-- Your task --
The records below are to be quoted in full; please keep every word exact.

==== Extracted material ====

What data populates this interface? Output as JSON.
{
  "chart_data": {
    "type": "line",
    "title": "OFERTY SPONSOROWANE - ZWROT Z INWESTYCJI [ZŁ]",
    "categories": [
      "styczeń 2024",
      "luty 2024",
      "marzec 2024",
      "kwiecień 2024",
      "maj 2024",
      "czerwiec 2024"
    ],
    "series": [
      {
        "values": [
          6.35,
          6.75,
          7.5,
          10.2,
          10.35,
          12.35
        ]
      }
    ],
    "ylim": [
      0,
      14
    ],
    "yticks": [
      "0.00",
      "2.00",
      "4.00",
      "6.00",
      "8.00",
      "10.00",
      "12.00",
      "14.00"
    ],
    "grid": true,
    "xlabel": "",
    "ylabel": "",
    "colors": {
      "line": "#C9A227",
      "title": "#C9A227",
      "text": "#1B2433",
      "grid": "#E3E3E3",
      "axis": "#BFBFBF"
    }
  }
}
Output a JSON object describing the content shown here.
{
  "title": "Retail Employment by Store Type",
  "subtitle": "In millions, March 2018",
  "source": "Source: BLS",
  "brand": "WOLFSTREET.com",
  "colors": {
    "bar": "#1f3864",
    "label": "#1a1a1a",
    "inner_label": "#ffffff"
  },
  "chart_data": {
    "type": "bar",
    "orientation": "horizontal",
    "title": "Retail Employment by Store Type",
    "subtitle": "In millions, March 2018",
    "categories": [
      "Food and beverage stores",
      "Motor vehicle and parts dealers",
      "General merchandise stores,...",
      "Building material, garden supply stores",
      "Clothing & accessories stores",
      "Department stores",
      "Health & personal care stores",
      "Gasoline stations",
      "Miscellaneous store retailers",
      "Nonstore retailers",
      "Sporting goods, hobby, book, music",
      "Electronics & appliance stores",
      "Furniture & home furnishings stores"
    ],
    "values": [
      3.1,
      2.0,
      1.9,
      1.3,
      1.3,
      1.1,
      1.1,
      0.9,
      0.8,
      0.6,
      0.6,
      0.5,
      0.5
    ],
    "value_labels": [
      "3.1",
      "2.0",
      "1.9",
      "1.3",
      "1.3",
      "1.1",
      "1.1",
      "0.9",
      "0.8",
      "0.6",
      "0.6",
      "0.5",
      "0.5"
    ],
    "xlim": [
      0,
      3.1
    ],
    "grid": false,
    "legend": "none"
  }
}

====

-- Answer below --
What data populates this interface? Output as JSON.
{
  "chart_data": {
    "type": "line",
    "title": "OFERTY SPONSOROWANE - ZWROT Z INWESTYCJI [ZŁ]",
    "categories": [
      "styczeń 2024",
      "luty 2024",
      "marzec 2024",
      "kwiecień 2024",
      "maj 2024",
      "czerwiec 2024"
    ],
    "series": [
      {
        "values": [
          6.35,
          6.75,
          7.5,
          10.2,
          10.35,
          12.35
        ]
      }
    ],
    "ylim": [
      0,
      14
    ],
    "yticks": [
      "0.00",
      "2.00",
      "4.00",
      "6.00",
      "8.00",
      "10.00",
      "12.00",
      "14.00"
    ],
    "grid": true,
    "xlabel": "",
    "ylabel": "",
    "colors": {
      "line": "#C9A227",
      "title": "#C9A227",
      "text": "#1B2433",
      "grid": "#E3E3E3",
      "axis": "#BFBFBF"
    }
  }
}
Output a JSON object describing the content shown here.
{
  "title": "Retail Employment by Store Type",
  "subtitle": "In millions, March 2018",
  "source": "Source: BLS",
  "brand": "WOLFSTREET.com",
  "colors": {
    "bar": "#1f3864",
    "label": "#1a1a1a",
    "inner_label": "#ffffff"
  },
  "chart_data": {
    "type": "bar",
    "orientation": "horizontal",
    "title": "Retail Employment by Store Type",
    "subtitle": "In millions, March 2018",
    "categories": [
      "Food and beverage stores",
      "Motor vehicle and parts dealers",
      "General merchandise stores,...",
      "Building material, garden supply stores",
      "Clothing & accessories stores",
      "Department stores",
      "Health & personal care stores",
      "Gasoline stations",
      "Miscellaneous store retailers",
      "Nonstore retailers",
      "Sporting goods, hobby, book, music",
      "Electronics & appliance stores",
      "Furniture & home furnishings stores"
    ],
    "values": [
      3.1,
      2.0,
      1.9,
      1.3,
      1.3,
      1.1,
      1.1,
      0.9,
      0.8,
      0.6,
      0.6,
      0.5,
      0.5
    ],
    "value_labels": [
      "3.1",
      "2.0",
      "1.9",
      "1.3",
      "1.3",
      "1.1",
      "1.1",
      "0.9",
      "0.8",
      "0.6",
      "0.6",
      "0.5",
      "0.5"
    ],
    "xlim": [
      0,
      3.1
    ],
    "grid": false,
    "legend": "none"
  }
}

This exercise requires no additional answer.